Records contained in a dataset:
____

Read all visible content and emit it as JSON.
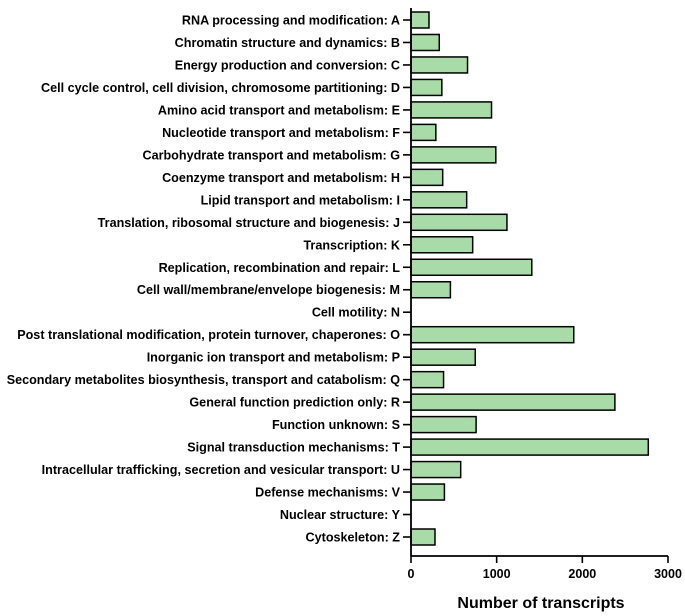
{
  "chart_data": {
    "type": "bar",
    "orientation": "horizontal",
    "categories": [
      "RNA processing and modification: A",
      "Chromatin structure and dynamics: B",
      "Energy production and conversion: C",
      "Cell cycle control, cell division, chromosome partitioning: D",
      "Amino acid transport and metabolism: E",
      "Nucleotide transport and metabolism: F",
      "Carbohydrate transport and metabolism: G",
      "Coenzyme transport and metabolism: H",
      "Lipid transport and metabolism: I",
      "Translation, ribosomal structure and biogenesis: J",
      "Transcription: K",
      "Replication, recombination and repair: L",
      "Cell wall/membrane/envelope biogenesis: M",
      "Cell motility: N",
      "Post translational modification, protein turnover, chaperones: O",
      "Inorganic ion transport and metabolism: P",
      "Secondary metabolites biosynthesis, transport and catabolism: Q",
      "General function prediction only: R",
      "Function unknown: S",
      "Signal transduction mechanisms: T",
      "Intracellular trafficking, secretion and vesicular transport: U",
      "Defense mechanisms: V",
      "Nuclear structure: Y",
      "Cytoskeleton: Z"
    ],
    "values": [
      210,
      330,
      660,
      360,
      940,
      290,
      990,
      370,
      650,
      1120,
      720,
      1410,
      460,
      0,
      1900,
      750,
      380,
      2380,
      760,
      2770,
      580,
      390,
      0,
      280
    ],
    "xlabel": "Number of transcripts",
    "ylabel": "",
    "title": "",
    "xlim": [
      0,
      3000
    ],
    "xticks": [
      0,
      1000,
      2000,
      3000
    ],
    "grid": false,
    "legend": "none",
    "bar_color": "#a8dba8",
    "bar_edge_color": "#000000"
  }
}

____

§ **ASSIGNMENT**
Retype the data shown above exactly, excluding any picture it contains.

§ **TASK ANSWER**
Read all visible content and emit it as JSON.
{
  "chart_data": {
    "type": "bar",
    "orientation": "horizontal",
    "categories": [
      "RNA processing and modification: A",
      "Chromatin structure and dynamics: B",
      "Energy production and conversion: C",
      "Cell cycle control, cell division, chromosome partitioning: D",
      "Amino acid transport and metabolism: E",
      "Nucleotide transport and metabolism: F",
      "Carbohydrate transport and metabolism: G",
      "Coenzyme transport and metabolism: H",
      "Lipid transport and metabolism: I",
      "Translation, ribosomal structure and biogenesis: J",
      "Transcription: K",
      "Replication, recombination and repair: L",
      "Cell wall/membrane/envelope biogenesis: M",
      "Cell motility: N",
      "Post translational modification, protein turnover, chaperones: O",
      "Inorganic ion transport and metabolism: P",
      "Secondary metabolites biosynthesis, transport and catabolism: Q",
      "General function prediction only: R",
      "Function unknown: S",
      "Signal transduction mechanisms: T",
      "Intracellular trafficking, secretion and vesicular transport: U",
      "Defense mechanisms: V",
      "Nuclear structure: Y",
      "Cytoskeleton: Z"
    ],
    "values": [
      210,
      330,
      660,
      360,
      940,
      290,
      990,
      370,
      650,
      1120,
      720,
      1410,
      460,
      0,
      1900,
      750,
      380,
      2380,
      760,
      2770,
      580,
      390,
      0,
      280
    ],
    "xlabel": "Number of transcripts",
    "ylabel": "",
    "title": "",
    "xlim": [
      0,
      3000
    ],
    "xticks": [
      0,
      1000,
      2000,
      3000
    ],
    "grid": false,
    "legend": "none",
    "bar_color": "#a8dba8",
    "bar_edge_color": "#000000"
  }
}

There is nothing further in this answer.